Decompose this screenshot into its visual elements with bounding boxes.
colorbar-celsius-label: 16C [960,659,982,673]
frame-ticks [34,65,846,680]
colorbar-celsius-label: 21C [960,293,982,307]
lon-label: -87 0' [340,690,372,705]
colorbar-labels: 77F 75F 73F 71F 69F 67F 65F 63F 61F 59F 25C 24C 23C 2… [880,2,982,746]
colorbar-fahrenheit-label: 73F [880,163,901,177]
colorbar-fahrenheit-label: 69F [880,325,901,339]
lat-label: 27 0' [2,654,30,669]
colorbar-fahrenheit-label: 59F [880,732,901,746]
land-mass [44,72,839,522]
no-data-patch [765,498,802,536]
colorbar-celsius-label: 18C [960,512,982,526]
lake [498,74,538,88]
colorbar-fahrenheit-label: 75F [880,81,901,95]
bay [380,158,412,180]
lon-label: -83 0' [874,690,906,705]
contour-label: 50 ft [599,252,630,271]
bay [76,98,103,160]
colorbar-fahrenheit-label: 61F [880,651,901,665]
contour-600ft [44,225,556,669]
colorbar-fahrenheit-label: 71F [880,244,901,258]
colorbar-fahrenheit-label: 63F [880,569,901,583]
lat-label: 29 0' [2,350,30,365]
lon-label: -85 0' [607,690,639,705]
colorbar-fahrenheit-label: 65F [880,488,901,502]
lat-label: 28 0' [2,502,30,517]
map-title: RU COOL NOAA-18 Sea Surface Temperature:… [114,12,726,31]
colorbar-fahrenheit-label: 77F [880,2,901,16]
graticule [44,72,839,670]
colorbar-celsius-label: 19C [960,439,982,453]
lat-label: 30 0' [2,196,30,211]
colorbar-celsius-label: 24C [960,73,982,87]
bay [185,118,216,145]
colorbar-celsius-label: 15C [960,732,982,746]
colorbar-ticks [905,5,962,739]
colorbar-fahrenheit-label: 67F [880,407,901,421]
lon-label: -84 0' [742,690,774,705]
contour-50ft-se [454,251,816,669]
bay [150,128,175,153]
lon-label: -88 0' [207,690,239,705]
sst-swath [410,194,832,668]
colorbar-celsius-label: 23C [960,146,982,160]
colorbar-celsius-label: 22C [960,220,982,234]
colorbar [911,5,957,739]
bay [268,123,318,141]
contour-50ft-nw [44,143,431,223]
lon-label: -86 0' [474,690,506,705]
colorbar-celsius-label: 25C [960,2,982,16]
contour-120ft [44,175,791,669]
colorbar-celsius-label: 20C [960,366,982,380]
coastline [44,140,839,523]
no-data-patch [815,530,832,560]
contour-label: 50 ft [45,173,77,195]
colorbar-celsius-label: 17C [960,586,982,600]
* * *
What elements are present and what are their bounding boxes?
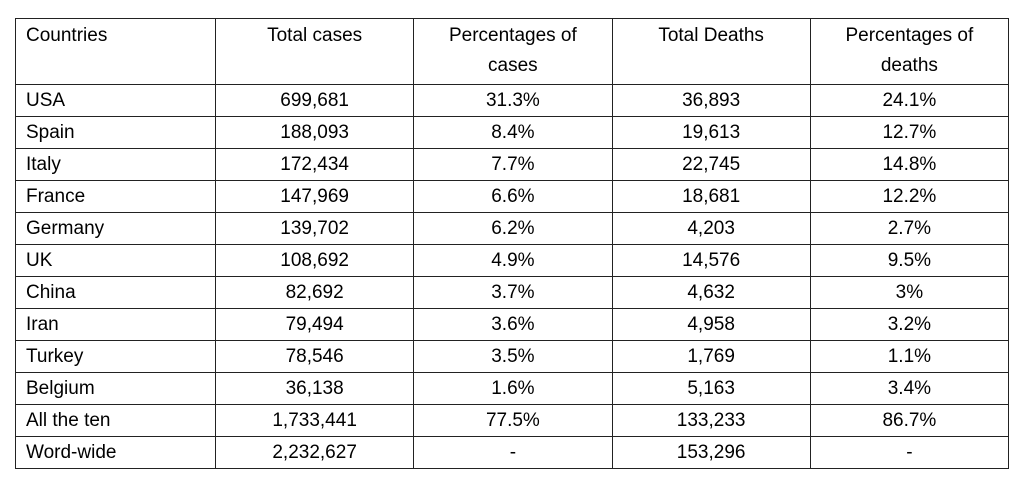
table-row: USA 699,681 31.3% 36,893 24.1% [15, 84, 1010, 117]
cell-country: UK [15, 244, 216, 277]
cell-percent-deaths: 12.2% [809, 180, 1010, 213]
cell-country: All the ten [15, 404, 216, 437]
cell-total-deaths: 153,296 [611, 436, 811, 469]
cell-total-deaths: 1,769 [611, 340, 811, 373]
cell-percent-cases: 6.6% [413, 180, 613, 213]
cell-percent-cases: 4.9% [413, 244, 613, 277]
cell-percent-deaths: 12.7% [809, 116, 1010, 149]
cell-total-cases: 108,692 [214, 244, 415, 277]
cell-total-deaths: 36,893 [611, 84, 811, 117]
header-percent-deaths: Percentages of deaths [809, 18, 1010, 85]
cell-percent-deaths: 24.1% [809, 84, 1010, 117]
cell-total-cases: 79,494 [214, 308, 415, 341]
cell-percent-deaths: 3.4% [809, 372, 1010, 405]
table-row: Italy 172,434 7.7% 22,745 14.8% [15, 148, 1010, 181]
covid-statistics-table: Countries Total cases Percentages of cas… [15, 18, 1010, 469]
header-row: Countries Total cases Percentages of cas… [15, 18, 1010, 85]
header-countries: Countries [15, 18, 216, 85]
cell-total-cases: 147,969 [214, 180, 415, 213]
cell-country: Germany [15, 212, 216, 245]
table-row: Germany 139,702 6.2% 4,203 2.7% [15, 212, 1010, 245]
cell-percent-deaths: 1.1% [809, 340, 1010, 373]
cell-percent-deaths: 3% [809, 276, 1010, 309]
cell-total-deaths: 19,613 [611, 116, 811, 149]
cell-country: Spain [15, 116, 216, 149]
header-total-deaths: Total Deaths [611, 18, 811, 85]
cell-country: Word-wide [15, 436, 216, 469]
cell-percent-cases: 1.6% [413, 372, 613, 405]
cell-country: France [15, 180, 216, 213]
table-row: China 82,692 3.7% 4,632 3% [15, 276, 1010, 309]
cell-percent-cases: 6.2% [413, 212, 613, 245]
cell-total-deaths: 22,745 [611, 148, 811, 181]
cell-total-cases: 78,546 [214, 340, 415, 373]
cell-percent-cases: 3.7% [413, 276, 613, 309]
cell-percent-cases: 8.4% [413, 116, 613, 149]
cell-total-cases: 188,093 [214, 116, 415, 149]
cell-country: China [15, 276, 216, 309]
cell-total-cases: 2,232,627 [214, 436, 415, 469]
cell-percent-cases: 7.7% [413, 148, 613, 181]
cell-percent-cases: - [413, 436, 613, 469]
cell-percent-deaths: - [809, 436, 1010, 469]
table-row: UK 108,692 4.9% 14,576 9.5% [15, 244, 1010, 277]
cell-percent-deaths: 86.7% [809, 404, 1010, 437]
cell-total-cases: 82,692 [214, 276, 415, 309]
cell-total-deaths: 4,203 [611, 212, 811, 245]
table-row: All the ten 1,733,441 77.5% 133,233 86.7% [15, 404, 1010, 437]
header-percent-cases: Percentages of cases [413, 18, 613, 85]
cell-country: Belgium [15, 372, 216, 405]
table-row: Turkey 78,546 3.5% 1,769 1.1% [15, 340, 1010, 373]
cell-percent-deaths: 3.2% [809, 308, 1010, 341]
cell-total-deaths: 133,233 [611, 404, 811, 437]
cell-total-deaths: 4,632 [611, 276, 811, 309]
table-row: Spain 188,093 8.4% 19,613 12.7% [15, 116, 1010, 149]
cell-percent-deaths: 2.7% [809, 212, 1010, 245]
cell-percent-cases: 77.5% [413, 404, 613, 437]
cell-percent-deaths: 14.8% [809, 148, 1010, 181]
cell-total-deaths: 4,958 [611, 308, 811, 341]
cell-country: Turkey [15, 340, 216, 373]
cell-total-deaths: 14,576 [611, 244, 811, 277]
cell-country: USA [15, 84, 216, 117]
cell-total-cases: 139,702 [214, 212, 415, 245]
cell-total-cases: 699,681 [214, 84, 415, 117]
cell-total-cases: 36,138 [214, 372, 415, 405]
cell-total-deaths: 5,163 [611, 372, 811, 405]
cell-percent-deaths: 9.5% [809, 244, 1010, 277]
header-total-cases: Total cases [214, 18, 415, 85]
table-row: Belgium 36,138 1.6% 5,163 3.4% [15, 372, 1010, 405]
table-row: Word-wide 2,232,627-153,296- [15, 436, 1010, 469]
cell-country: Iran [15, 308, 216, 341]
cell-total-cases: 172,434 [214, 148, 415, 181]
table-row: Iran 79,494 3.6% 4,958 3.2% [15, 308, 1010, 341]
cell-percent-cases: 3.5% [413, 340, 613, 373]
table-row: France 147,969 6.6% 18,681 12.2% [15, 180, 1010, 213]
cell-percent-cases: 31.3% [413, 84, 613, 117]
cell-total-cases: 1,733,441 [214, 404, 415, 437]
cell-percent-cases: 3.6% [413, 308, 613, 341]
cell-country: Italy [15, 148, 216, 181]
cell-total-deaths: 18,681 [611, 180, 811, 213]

• **Short exercise**
Edit the lines starting at the one containing "Decompose this screenshot" and ending at the one containing "colorbar-fahrenheit-label: 59F [880,732,901,746]": replace "lat-label" with "latitude-label" and keep everything else the same. Return only those lines.

• **Task output**
Decompose this screenshot into its visual elements with bounding boxes.
colorbar-celsius-label: 16C [960,659,982,673]
frame-ticks [34,65,846,680]
colorbar-celsius-label: 21C [960,293,982,307]
lon-label: -87 0' [340,690,372,705]
colorbar-labels: 77F 75F 73F 71F 69F 67F 65F 63F 61F 59F 25C 24C 23C 2… [880,2,982,746]
colorbar-fahrenheit-label: 73F [880,163,901,177]
colorbar-fahrenheit-label: 69F [880,325,901,339]
latitude-label: 27 0' [2,654,30,669]
colorbar-fahrenheit-label: 59F [880,732,901,746]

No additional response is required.